> _Written request_: Extract each line where the string "increase" shows up.

**** Records shown ****

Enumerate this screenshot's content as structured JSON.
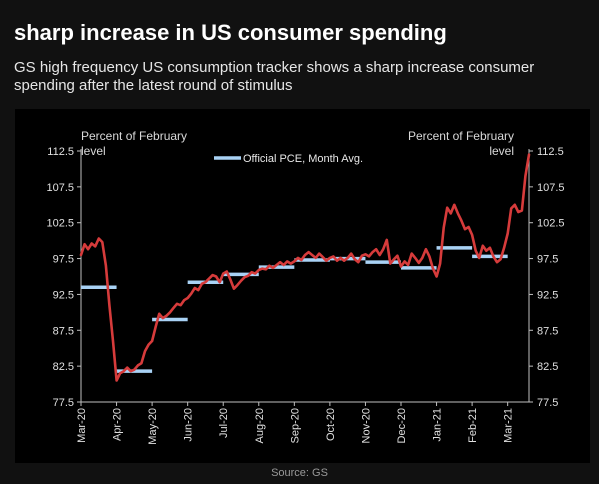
{
  "header": {
    "title": "sharp increase in US consumer spending",
    "subtitle": "GS high frequency US consumption tracker shows a sharp increase consumer spending after the latest round of stimulus"
  },
  "footer": {
    "source": "Source: GS"
  },
  "colors": {
    "background": "#111111",
    "panel": "#000000",
    "tracker_line": "#d63b3b",
    "pce_segments": "#a9d2f5",
    "axis": "#bfbfbf"
  },
  "chart_data": {
    "type": "line",
    "y_left_label": "Percent of February level",
    "y_right_label": "Percent of February level",
    "ylim": [
      77.5,
      112.5
    ],
    "yticks": [
      "112.5",
      "107.5",
      "102.5",
      "97.5",
      "92.5",
      "87.5",
      "82.5",
      "77.5"
    ],
    "x_range": [
      0,
      12.6
    ],
    "xticks": [
      {
        "label": "Mar-20",
        "x": 0
      },
      {
        "label": "Apr-20",
        "x": 1
      },
      {
        "label": "May-20",
        "x": 2
      },
      {
        "label": "Jun-20",
        "x": 3
      },
      {
        "label": "Jul-20",
        "x": 4
      },
      {
        "label": "Aug-20",
        "x": 5
      },
      {
        "label": "Sep-20",
        "x": 6
      },
      {
        "label": "Oct-20",
        "x": 7
      },
      {
        "label": "Nov-20",
        "x": 8
      },
      {
        "label": "Dec-20",
        "x": 9
      },
      {
        "label": "Jan-21",
        "x": 10
      },
      {
        "label": "Feb-21",
        "x": 11
      },
      {
        "label": "Mar-21",
        "x": 12
      }
    ],
    "grid": false,
    "legend_position": "top-center",
    "series": [
      {
        "style": "line",
        "points": [
          [
            0.0,
            98.0
          ],
          [
            0.1,
            99.5
          ],
          [
            0.2,
            98.8
          ],
          [
            0.3,
            99.6
          ],
          [
            0.4,
            99.2
          ],
          [
            0.5,
            100.3
          ],
          [
            0.6,
            99.8
          ],
          [
            0.7,
            96.5
          ],
          [
            0.8,
            91.0
          ],
          [
            0.9,
            86.0
          ],
          [
            1.0,
            80.5
          ],
          [
            1.1,
            81.5
          ],
          [
            1.2,
            81.8
          ],
          [
            1.3,
            82.3
          ],
          [
            1.4,
            81.8
          ],
          [
            1.5,
            82.0
          ],
          [
            1.6,
            82.6
          ],
          [
            1.7,
            82.9
          ],
          [
            1.8,
            84.6
          ],
          [
            1.9,
            85.5
          ],
          [
            2.0,
            86.0
          ],
          [
            2.1,
            88.0
          ],
          [
            2.2,
            89.8
          ],
          [
            2.3,
            89.2
          ],
          [
            2.4,
            89.5
          ],
          [
            2.5,
            90.0
          ],
          [
            2.6,
            90.6
          ],
          [
            2.7,
            91.2
          ],
          [
            2.8,
            91.0
          ],
          [
            2.9,
            91.7
          ],
          [
            3.0,
            92.0
          ],
          [
            3.1,
            92.6
          ],
          [
            3.2,
            93.4
          ],
          [
            3.3,
            93.1
          ],
          [
            3.4,
            94.0
          ],
          [
            3.5,
            94.2
          ],
          [
            3.6,
            94.7
          ],
          [
            3.7,
            95.2
          ],
          [
            3.8,
            95.0
          ],
          [
            3.9,
            94.2
          ],
          [
            4.0,
            95.4
          ],
          [
            4.1,
            95.7
          ],
          [
            4.2,
            94.6
          ],
          [
            4.3,
            93.3
          ],
          [
            4.4,
            93.8
          ],
          [
            4.5,
            94.4
          ],
          [
            4.6,
            94.9
          ],
          [
            4.7,
            95.1
          ],
          [
            4.8,
            95.6
          ],
          [
            4.9,
            95.4
          ],
          [
            5.0,
            95.9
          ],
          [
            5.1,
            96.1
          ],
          [
            5.2,
            96.0
          ],
          [
            5.3,
            96.5
          ],
          [
            5.4,
            96.2
          ],
          [
            5.5,
            96.6
          ],
          [
            5.6,
            97.0
          ],
          [
            5.7,
            96.6
          ],
          [
            5.8,
            97.1
          ],
          [
            5.9,
            96.8
          ],
          [
            6.0,
            97.1
          ],
          [
            6.1,
            97.6
          ],
          [
            6.2,
            97.3
          ],
          [
            6.3,
            98.0
          ],
          [
            6.4,
            98.4
          ],
          [
            6.5,
            98.0
          ],
          [
            6.6,
            97.6
          ],
          [
            6.7,
            98.2
          ],
          [
            6.8,
            97.7
          ],
          [
            6.9,
            97.2
          ],
          [
            7.0,
            97.6
          ],
          [
            7.1,
            97.8
          ],
          [
            7.2,
            97.2
          ],
          [
            7.3,
            97.6
          ],
          [
            7.4,
            97.2
          ],
          [
            7.5,
            97.6
          ],
          [
            7.6,
            98.2
          ],
          [
            7.7,
            97.4
          ],
          [
            7.8,
            97.0
          ],
          [
            7.9,
            97.9
          ],
          [
            8.0,
            98.1
          ],
          [
            8.1,
            97.8
          ],
          [
            8.2,
            98.4
          ],
          [
            8.3,
            98.8
          ],
          [
            8.4,
            98.0
          ],
          [
            8.5,
            98.8
          ],
          [
            8.6,
            100.1
          ],
          [
            8.7,
            96.8
          ],
          [
            8.8,
            97.4
          ],
          [
            8.9,
            97.9
          ],
          [
            9.0,
            96.4
          ],
          [
            9.1,
            97.1
          ],
          [
            9.2,
            96.6
          ],
          [
            9.3,
            98.2
          ],
          [
            9.4,
            97.6
          ],
          [
            9.5,
            96.9
          ],
          [
            9.6,
            97.6
          ],
          [
            9.7,
            98.8
          ],
          [
            9.8,
            97.8
          ],
          [
            9.9,
            96.1
          ],
          [
            10.0,
            95.0
          ],
          [
            10.1,
            96.8
          ],
          [
            10.2,
            101.8
          ],
          [
            10.3,
            104.6
          ],
          [
            10.4,
            103.8
          ],
          [
            10.5,
            105.0
          ],
          [
            10.6,
            103.8
          ],
          [
            10.7,
            102.8
          ],
          [
            10.8,
            101.6
          ],
          [
            10.9,
            101.9
          ],
          [
            11.0,
            100.8
          ],
          [
            11.1,
            98.6
          ],
          [
            11.2,
            97.6
          ],
          [
            11.3,
            99.3
          ],
          [
            11.4,
            98.6
          ],
          [
            11.5,
            99.0
          ],
          [
            11.6,
            97.8
          ],
          [
            11.7,
            97.0
          ],
          [
            11.8,
            97.4
          ],
          [
            11.9,
            99.0
          ],
          [
            12.0,
            101.0
          ],
          [
            12.1,
            104.5
          ],
          [
            12.2,
            105.0
          ],
          [
            12.3,
            104.0
          ],
          [
            12.4,
            104.2
          ],
          [
            12.5,
            109.0
          ],
          [
            12.6,
            112.0
          ]
        ]
      },
      {
        "name": "Official PCE, Month Avg.",
        "style": "segments",
        "segments": [
          {
            "x0": 0.0,
            "x1": 1.0,
            "y": 93.5
          },
          {
            "x0": 1.0,
            "x1": 2.0,
            "y": 81.8
          },
          {
            "x0": 2.0,
            "x1": 3.0,
            "y": 89.0
          },
          {
            "x0": 3.0,
            "x1": 4.0,
            "y": 94.2
          },
          {
            "x0": 4.0,
            "x1": 5.0,
            "y": 95.3
          },
          {
            "x0": 5.0,
            "x1": 6.0,
            "y": 96.3
          },
          {
            "x0": 6.0,
            "x1": 7.0,
            "y": 97.3
          },
          {
            "x0": 7.0,
            "x1": 8.0,
            "y": 97.5
          },
          {
            "x0": 8.0,
            "x1": 9.0,
            "y": 97.0
          },
          {
            "x0": 9.0,
            "x1": 10.0,
            "y": 96.2
          },
          {
            "x0": 10.0,
            "x1": 11.0,
            "y": 99.0
          },
          {
            "x0": 11.0,
            "x1": 12.0,
            "y": 97.8
          }
        ]
      }
    ]
  }
}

****

> _Final answer_:
    "title": "sharp increase in US consumer spending",
    "subtitle": "GS high frequency US consumption tracker shows a sharp increase consumer spending after the latest round of stimulus"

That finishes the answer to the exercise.